• **Task brief**:
Quote these lines exactly: the one that holds "Give me the" and every line after it to the end of the material below. Skip pictures.

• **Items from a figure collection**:

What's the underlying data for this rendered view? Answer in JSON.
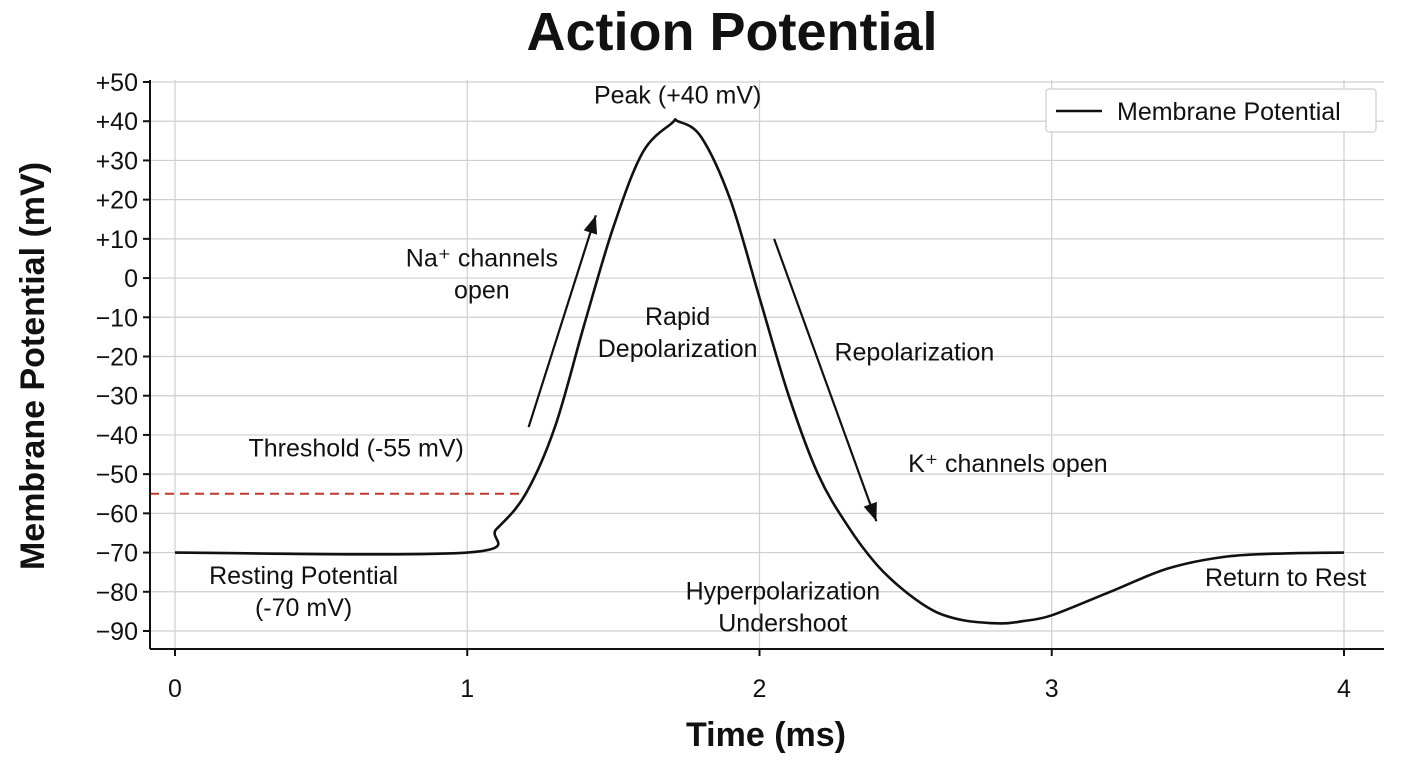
{
  "chart_data": {
    "type": "line",
    "title": "Action Potential",
    "xlabel": "Time (ms)",
    "ylabel": "Membrane Potential (mV)",
    "xlim": [
      0,
      4
    ],
    "ylim": [
      -90,
      50
    ],
    "x_ticks": [
      "0",
      "1",
      "2",
      "3",
      "4"
    ],
    "y_ticks": [
      "+50",
      "+40",
      "+30",
      "+20",
      "+10",
      "0",
      "−10",
      "−20",
      "−30",
      "−40",
      "−50",
      "−60",
      "−70",
      "−80",
      "−90"
    ],
    "y_tick_values": [
      50,
      40,
      30,
      20,
      10,
      0,
      -10,
      -20,
      -30,
      -40,
      -50,
      -60,
      -70,
      -80,
      -90
    ],
    "grid": true,
    "legend": {
      "placement": "top-right",
      "entries": [
        "Membrane Potential"
      ]
    },
    "threshold": {
      "y": -55,
      "x_end": 1.2,
      "color": "#c0392b"
    },
    "series": [
      {
        "name": "Membrane Potential",
        "color": "#111111",
        "x": [
          0,
          1.0,
          1.1,
          1.2,
          1.3,
          1.4,
          1.5,
          1.6,
          1.7,
          1.72,
          1.8,
          1.9,
          2.0,
          2.1,
          2.2,
          2.3,
          2.4,
          2.5,
          2.6,
          2.7,
          2.8,
          2.85,
          2.9,
          3.0,
          3.2,
          3.4,
          3.6,
          3.8,
          4.0
        ],
        "y": [
          -70,
          -70,
          -64,
          -55,
          -38,
          -12,
          13,
          32,
          39.5,
          40,
          36,
          20,
          -5,
          -30,
          -50,
          -63,
          -73,
          -80,
          -85,
          -87.3,
          -88,
          -88,
          -87.5,
          -86,
          -80,
          -74,
          -71,
          -70.2,
          -70
        ]
      }
    ],
    "annotations": [
      {
        "lines": [
          "Peak (+40 mV)"
        ],
        "x": 1.72,
        "y": 44.5
      },
      {
        "lines": [
          "Na⁺ channels",
          "open"
        ],
        "x": 1.05,
        "y": 3
      },
      {
        "lines": [
          "Rapid",
          "Depolarization"
        ],
        "x": 1.72,
        "y": -12
      },
      {
        "lines": [
          "Repolarization"
        ],
        "x": 2.53,
        "y": -21
      },
      {
        "lines": [
          "Threshold (-55 mV)"
        ],
        "x": 0.62,
        "y": -45.5
      },
      {
        "lines": [
          "K⁺ channels open"
        ],
        "x": 2.85,
        "y": -49.5
      },
      {
        "lines": [
          "Resting Potential",
          "(-70 mV)"
        ],
        "x": 0.44,
        "y": -78
      },
      {
        "lines": [
          "Hyperpolarization",
          "Undershoot"
        ],
        "x": 2.08,
        "y": -82
      },
      {
        "lines": [
          "Return to Rest"
        ],
        "x": 3.8,
        "y": -78.5
      }
    ],
    "arrows": [
      {
        "from": [
          1.21,
          -38
        ],
        "to": [
          1.44,
          16
        ]
      },
      {
        "from": [
          2.05,
          10
        ],
        "to": [
          2.4,
          -62
        ]
      }
    ]
  }
}
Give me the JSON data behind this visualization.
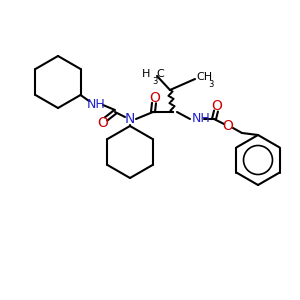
{
  "bg_color": "#ffffff",
  "bond_color": "#000000",
  "N_color": "#2222cc",
  "O_color": "#cc0000",
  "lw": 1.5,
  "fig_size": [
    3.0,
    3.0
  ],
  "dpi": 100,
  "xlim": [
    0,
    300
  ],
  "ylim": [
    0,
    300
  ]
}
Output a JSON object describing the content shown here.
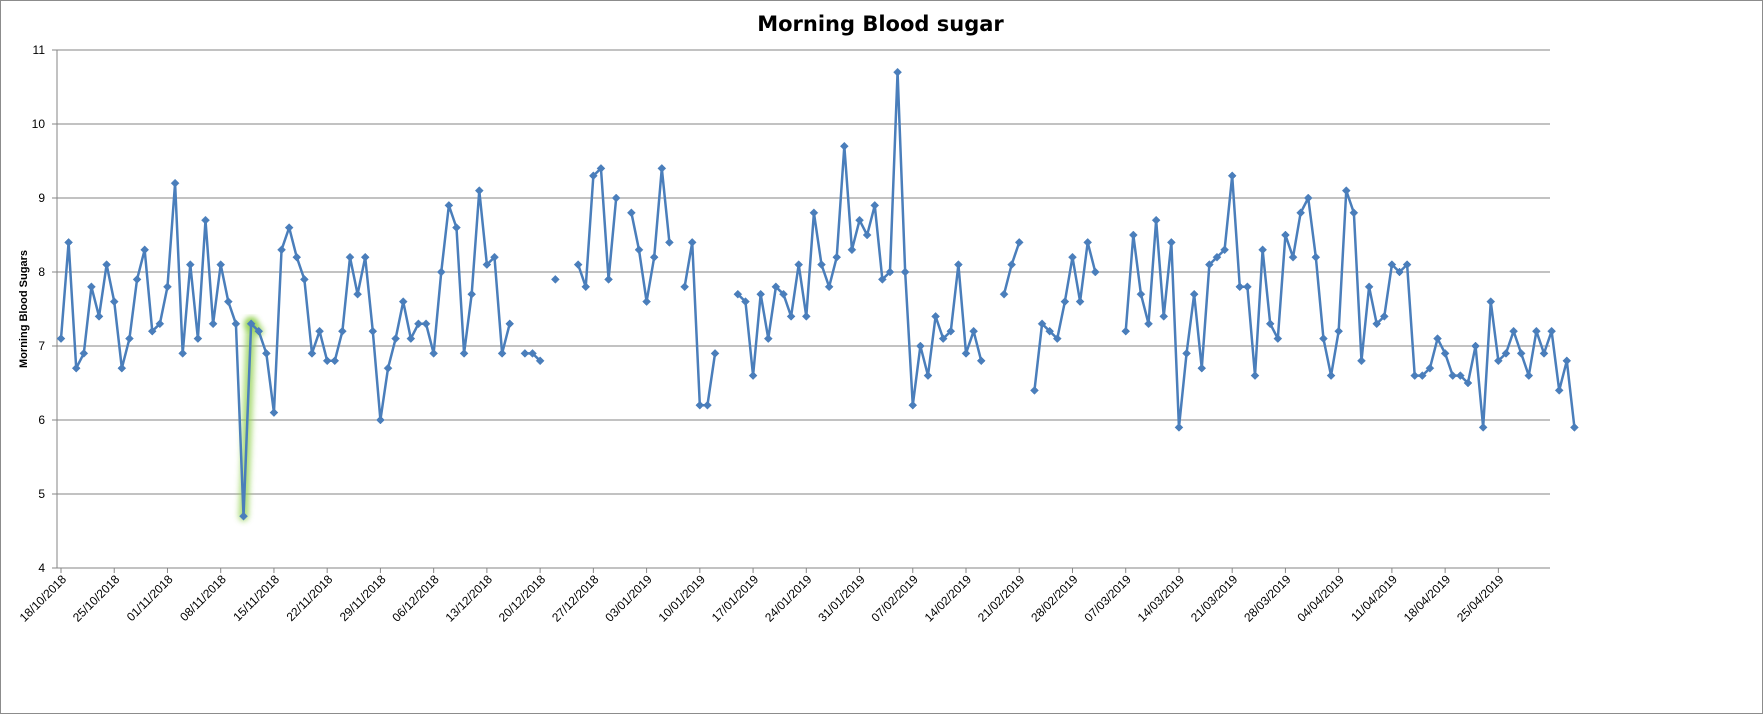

• **Response to this exercise**:
Give me the JSON data behind this visualization.
{
  "bg_color": "#ffffff",
  "bond_color": "#000000",
  "N_color": "#2222cc",
  "O_color": "#cc0000",
  "lw": 1.5,
  "fig_size": [
    3.0,
    3.0
  ],
  "dpi": 100,
  "xlim": [
    0,
    300
  ],
  "ylim": [
    0,
    300
  ]
}
Output a JSON object describing the content shown here.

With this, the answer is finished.